=== The exercise ===
Each line below should be retyped exactly, with no pictures.

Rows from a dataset
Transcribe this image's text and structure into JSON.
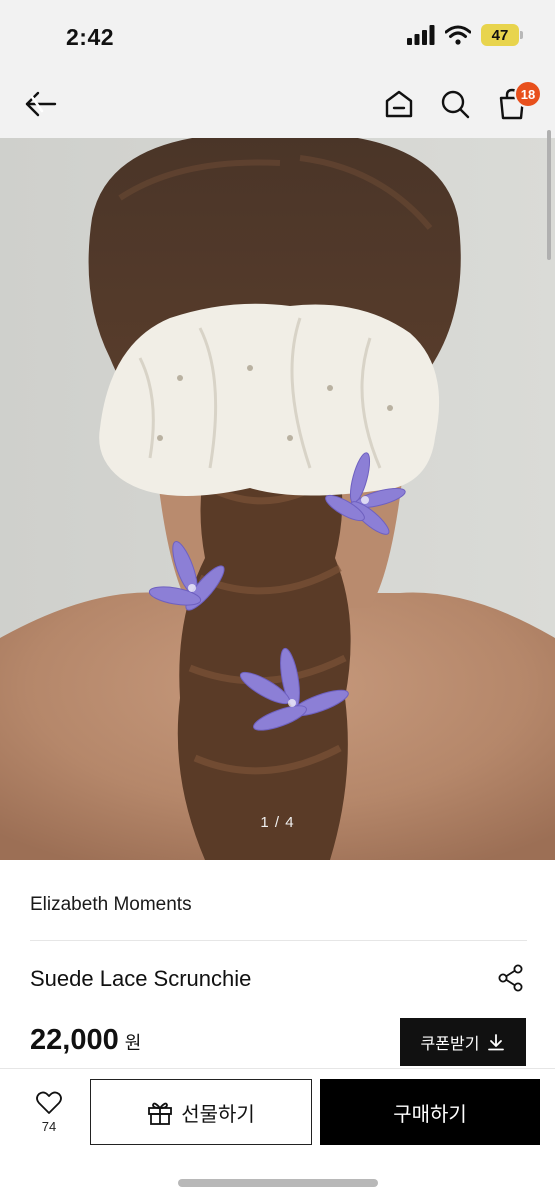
{
  "status_bar": {
    "time": "2:42",
    "battery": "47"
  },
  "header": {
    "cart_count": "18"
  },
  "product": {
    "image_counter": "1 / 4",
    "brand": "Elizabeth Moments",
    "name": "Suede Lace Scrunchie",
    "price": "22,000",
    "currency": "원",
    "coupon_label": "쿠폰받기"
  },
  "actions": {
    "like_count": "74",
    "gift_label": "선물하기",
    "buy_label": "구매하기"
  }
}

=== Answer to this exercise ===
Transcribe this image's text and structure into JSON.
{
  "status_bar": {
    "time": "2:42",
    "battery": "47"
  },
  "header": {
    "cart_count": "18"
  },
  "product": {
    "image_counter": "1 / 4",
    "brand": "Elizabeth Moments",
    "name": "Suede Lace Scrunchie",
    "price": "22,000",
    "currency": "원",
    "coupon_label": "쿠폰받기"
  },
  "actions": {
    "like_count": "74",
    "gift_label": "선물하기",
    "buy_label": "구매하기"
  }
}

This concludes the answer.